**** Stored records
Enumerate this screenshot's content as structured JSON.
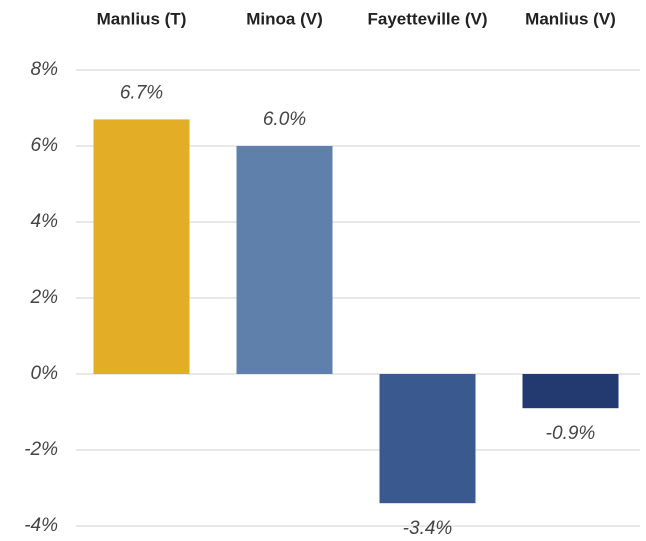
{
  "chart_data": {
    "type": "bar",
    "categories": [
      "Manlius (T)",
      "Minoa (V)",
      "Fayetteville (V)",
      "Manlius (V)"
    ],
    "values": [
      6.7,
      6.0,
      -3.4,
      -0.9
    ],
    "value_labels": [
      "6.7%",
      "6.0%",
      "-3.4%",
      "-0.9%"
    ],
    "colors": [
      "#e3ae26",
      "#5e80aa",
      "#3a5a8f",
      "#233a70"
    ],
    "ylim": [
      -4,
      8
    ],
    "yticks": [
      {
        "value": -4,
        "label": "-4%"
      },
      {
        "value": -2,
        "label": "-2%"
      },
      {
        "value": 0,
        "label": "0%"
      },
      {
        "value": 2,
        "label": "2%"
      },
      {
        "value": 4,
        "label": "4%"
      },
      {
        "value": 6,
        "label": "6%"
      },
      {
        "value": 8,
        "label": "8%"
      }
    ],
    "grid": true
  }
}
********
**** Stored records
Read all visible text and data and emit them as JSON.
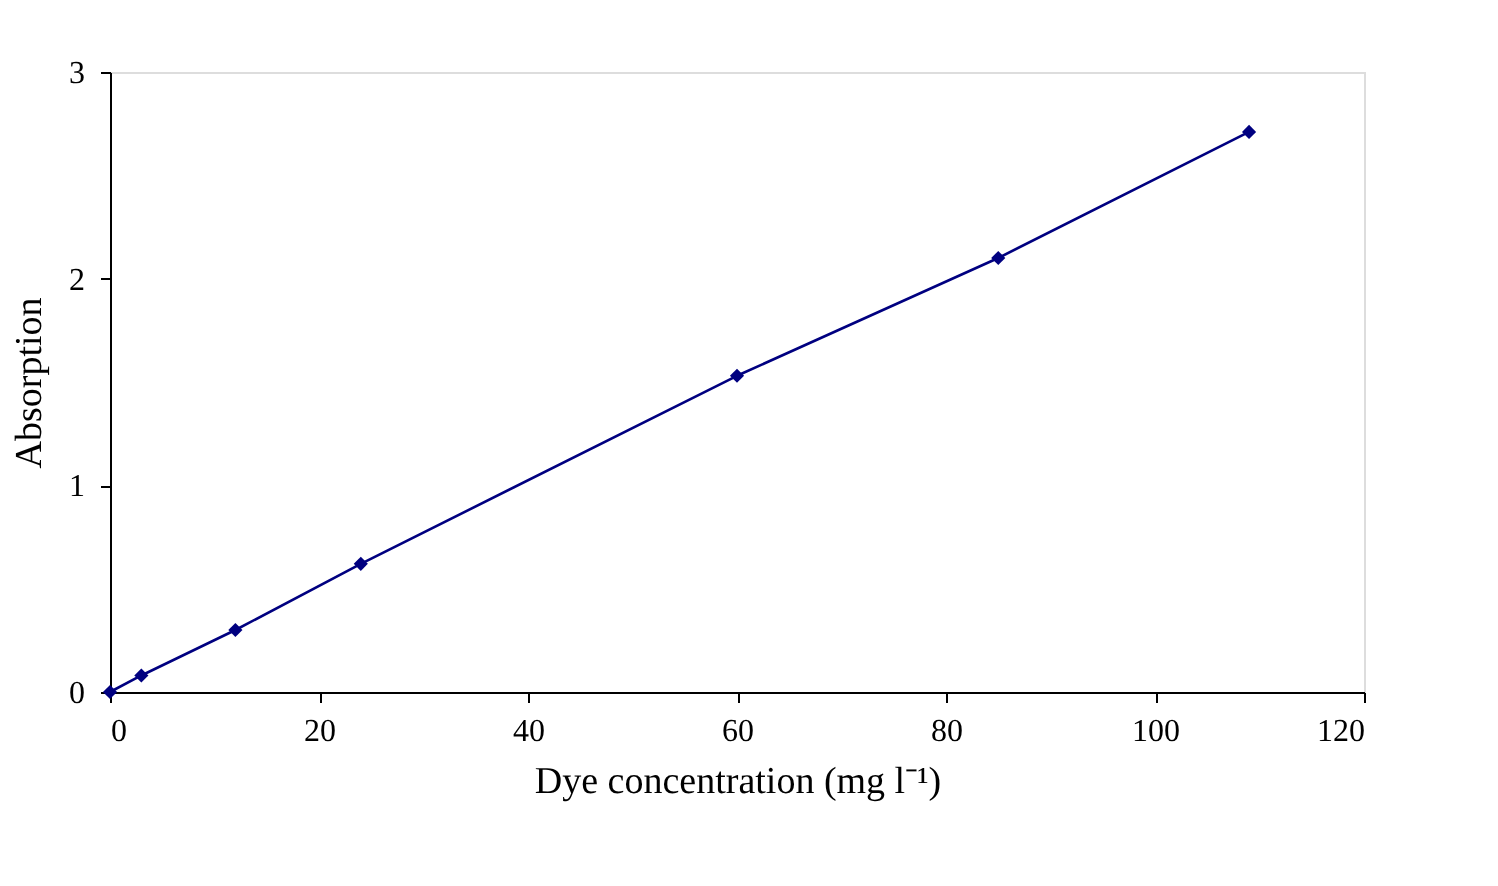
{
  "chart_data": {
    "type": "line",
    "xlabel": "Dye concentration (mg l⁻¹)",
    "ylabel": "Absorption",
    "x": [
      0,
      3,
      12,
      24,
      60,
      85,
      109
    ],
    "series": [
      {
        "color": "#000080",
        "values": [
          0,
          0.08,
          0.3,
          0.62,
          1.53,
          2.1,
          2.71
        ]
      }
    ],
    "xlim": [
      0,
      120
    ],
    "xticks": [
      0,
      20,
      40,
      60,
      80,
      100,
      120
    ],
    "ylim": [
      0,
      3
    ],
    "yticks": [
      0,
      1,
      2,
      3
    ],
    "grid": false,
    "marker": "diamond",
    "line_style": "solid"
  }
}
********
**Exercise prompt:** Single out each line of the records above with the string "JSON" in it, and copy it.

**Reply to the task:**
Enumerate this screenshot's content as structured JSON.
Read all visible text and data and emit them as JSON.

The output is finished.